SHORT EXERCISE
Repeat the records in full and exactly, omitting pictures.

--- START ---

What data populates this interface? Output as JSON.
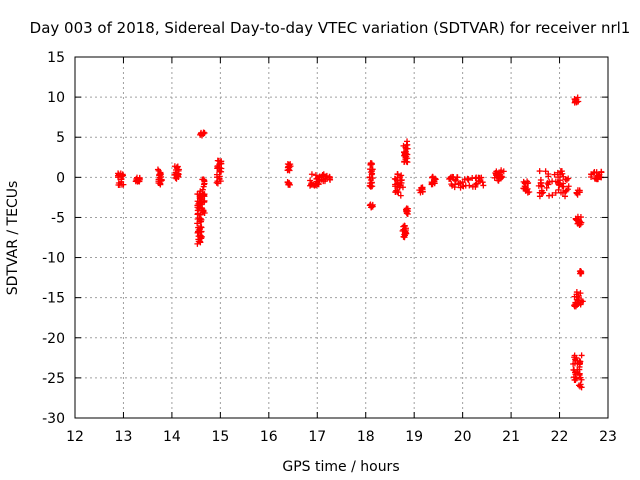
{
  "chart_data": {
    "type": "scatter",
    "title": "Day 003 of 2018, Sidereal Day-to-day VTEC variation (SDTVAR) for receiver nrl1",
    "xlabel": "GPS time / hours",
    "ylabel": "SDTVAR / TECUs",
    "xlim": [
      12,
      23
    ],
    "ylim": [
      -30,
      15
    ],
    "xticks": [
      "12",
      "13",
      "14",
      "15",
      "16",
      "17",
      "18",
      "19",
      "20",
      "21",
      "22",
      "23"
    ],
    "yticks": [
      "15",
      "10",
      "5",
      "0",
      "-5",
      "-10",
      "-15",
      "-20",
      "-25",
      "-30"
    ],
    "grid": true,
    "marker": "+",
    "marker_color": "#ff0000",
    "clusters": [
      {
        "x": [
          12.88,
          13.0
        ],
        "y": [
          -1.0,
          0.5
        ]
      },
      {
        "x": [
          13.25,
          13.35
        ],
        "y": [
          -0.8,
          0.1
        ]
      },
      {
        "x": [
          13.7,
          13.8
        ],
        "y": [
          -0.9,
          1.3
        ]
      },
      {
        "x": [
          14.05,
          14.15
        ],
        "y": [
          -0.5,
          1.4
        ]
      },
      {
        "x": [
          14.52,
          14.62
        ],
        "y": [
          -8.3,
          -2.0
        ]
      },
      {
        "x": [
          14.57,
          14.68
        ],
        "y": [
          -4.5,
          -0.2
        ]
      },
      {
        "x": [
          14.58,
          14.68
        ],
        "y": [
          5.2,
          5.7
        ]
      },
      {
        "x": [
          14.92,
          15.02
        ],
        "y": [
          -0.8,
          2.1
        ]
      },
      {
        "x": [
          16.38,
          16.45
        ],
        "y": [
          -1.0,
          -0.5
        ]
      },
      {
        "x": [
          16.38,
          16.45
        ],
        "y": [
          0.8,
          1.7
        ]
      },
      {
        "x": [
          16.85,
          17.05
        ],
        "y": [
          -1.1,
          0.5
        ]
      },
      {
        "x": [
          17.05,
          17.28
        ],
        "y": [
          -0.6,
          0.4
        ]
      },
      {
        "x": [
          18.08,
          18.15
        ],
        "y": [
          -1.2,
          1.8
        ]
      },
      {
        "x": [
          18.08,
          18.15
        ],
        "y": [
          -3.8,
          -3.3
        ]
      },
      {
        "x": [
          18.6,
          18.78
        ],
        "y": [
          -2.3,
          0.6
        ]
      },
      {
        "x": [
          18.78,
          18.88
        ],
        "y": [
          1.8,
          4.6
        ]
      },
      {
        "x": [
          18.76,
          18.86
        ],
        "y": [
          -7.5,
          -5.7
        ]
      },
      {
        "x": [
          18.8,
          18.88
        ],
        "y": [
          -4.6,
          -3.8
        ]
      },
      {
        "x": [
          19.1,
          19.18
        ],
        "y": [
          -1.9,
          -1.2
        ]
      },
      {
        "x": [
          19.35,
          19.45
        ],
        "y": [
          -1.0,
          0.2
        ]
      },
      {
        "x": [
          19.72,
          20.5
        ],
        "y": [
          -1.3,
          0.1
        ]
      },
      {
        "x": [
          20.65,
          20.85
        ],
        "y": [
          -0.8,
          0.9
        ]
      },
      {
        "x": [
          21.25,
          21.38
        ],
        "y": [
          -2.2,
          -0.5
        ]
      },
      {
        "x": [
          21.55,
          22.2
        ],
        "y": [
          -2.4,
          0.8
        ]
      },
      {
        "x": [
          22.3,
          22.4
        ],
        "y": [
          9.3,
          10.0
        ]
      },
      {
        "x": [
          22.35,
          22.42
        ],
        "y": [
          -2.2,
          -1.6
        ]
      },
      {
        "x": [
          22.33,
          22.45
        ],
        "y": [
          -6.0,
          -4.6
        ]
      },
      {
        "x": [
          22.42,
          22.48
        ],
        "y": [
          -12.1,
          -11.6
        ]
      },
      {
        "x": [
          22.3,
          22.48
        ],
        "y": [
          -16.3,
          -14.2
        ]
      },
      {
        "x": [
          22.28,
          22.46
        ],
        "y": [
          -26.2,
          -22.2
        ]
      },
      {
        "x": [
          22.65,
          22.88
        ],
        "y": [
          -0.5,
          0.7
        ]
      }
    ]
  }
}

--- END ---

REPLY TO THE EXERCISE
What data populates this interface? Output as JSON.
{
  "chart_data": {
    "type": "scatter",
    "title": "Day 003 of 2018, Sidereal Day-to-day VTEC variation (SDTVAR) for receiver nrl1",
    "xlabel": "GPS time / hours",
    "ylabel": "SDTVAR / TECUs",
    "xlim": [
      12,
      23
    ],
    "ylim": [
      -30,
      15
    ],
    "xticks": [
      "12",
      "13",
      "14",
      "15",
      "16",
      "17",
      "18",
      "19",
      "20",
      "21",
      "22",
      "23"
    ],
    "yticks": [
      "15",
      "10",
      "5",
      "0",
      "-5",
      "-10",
      "-15",
      "-20",
      "-25",
      "-30"
    ],
    "grid": true,
    "marker": "+",
    "marker_color": "#ff0000",
    "clusters": [
      {
        "x": [
          12.88,
          13.0
        ],
        "y": [
          -1.0,
          0.5
        ]
      },
      {
        "x": [
          13.25,
          13.35
        ],
        "y": [
          -0.8,
          0.1
        ]
      },
      {
        "x": [
          13.7,
          13.8
        ],
        "y": [
          -0.9,
          1.3
        ]
      },
      {
        "x": [
          14.05,
          14.15
        ],
        "y": [
          -0.5,
          1.4
        ]
      },
      {
        "x": [
          14.52,
          14.62
        ],
        "y": [
          -8.3,
          -2.0
        ]
      },
      {
        "x": [
          14.57,
          14.68
        ],
        "y": [
          -4.5,
          -0.2
        ]
      },
      {
        "x": [
          14.58,
          14.68
        ],
        "y": [
          5.2,
          5.7
        ]
      },
      {
        "x": [
          14.92,
          15.02
        ],
        "y": [
          -0.8,
          2.1
        ]
      },
      {
        "x": [
          16.38,
          16.45
        ],
        "y": [
          -1.0,
          -0.5
        ]
      },
      {
        "x": [
          16.38,
          16.45
        ],
        "y": [
          0.8,
          1.7
        ]
      },
      {
        "x": [
          16.85,
          17.05
        ],
        "y": [
          -1.1,
          0.5
        ]
      },
      {
        "x": [
          17.05,
          17.28
        ],
        "y": [
          -0.6,
          0.4
        ]
      },
      {
        "x": [
          18.08,
          18.15
        ],
        "y": [
          -1.2,
          1.8
        ]
      },
      {
        "x": [
          18.08,
          18.15
        ],
        "y": [
          -3.8,
          -3.3
        ]
      },
      {
        "x": [
          18.6,
          18.78
        ],
        "y": [
          -2.3,
          0.6
        ]
      },
      {
        "x": [
          18.78,
          18.88
        ],
        "y": [
          1.8,
          4.6
        ]
      },
      {
        "x": [
          18.76,
          18.86
        ],
        "y": [
          -7.5,
          -5.7
        ]
      },
      {
        "x": [
          18.8,
          18.88
        ],
        "y": [
          -4.6,
          -3.8
        ]
      },
      {
        "x": [
          19.1,
          19.18
        ],
        "y": [
          -1.9,
          -1.2
        ]
      },
      {
        "x": [
          19.35,
          19.45
        ],
        "y": [
          -1.0,
          0.2
        ]
      },
      {
        "x": [
          19.72,
          20.5
        ],
        "y": [
          -1.3,
          0.1
        ]
      },
      {
        "x": [
          20.65,
          20.85
        ],
        "y": [
          -0.8,
          0.9
        ]
      },
      {
        "x": [
          21.25,
          21.38
        ],
        "y": [
          -2.2,
          -0.5
        ]
      },
      {
        "x": [
          21.55,
          22.2
        ],
        "y": [
          -2.4,
          0.8
        ]
      },
      {
        "x": [
          22.3,
          22.4
        ],
        "y": [
          9.3,
          10.0
        ]
      },
      {
        "x": [
          22.35,
          22.42
        ],
        "y": [
          -2.2,
          -1.6
        ]
      },
      {
        "x": [
          22.33,
          22.45
        ],
        "y": [
          -6.0,
          -4.6
        ]
      },
      {
        "x": [
          22.42,
          22.48
        ],
        "y": [
          -12.1,
          -11.6
        ]
      },
      {
        "x": [
          22.3,
          22.48
        ],
        "y": [
          -16.3,
          -14.2
        ]
      },
      {
        "x": [
          22.28,
          22.46
        ],
        "y": [
          -26.2,
          -22.2
        ]
      },
      {
        "x": [
          22.65,
          22.88
        ],
        "y": [
          -0.5,
          0.7
        ]
      }
    ]
  }
}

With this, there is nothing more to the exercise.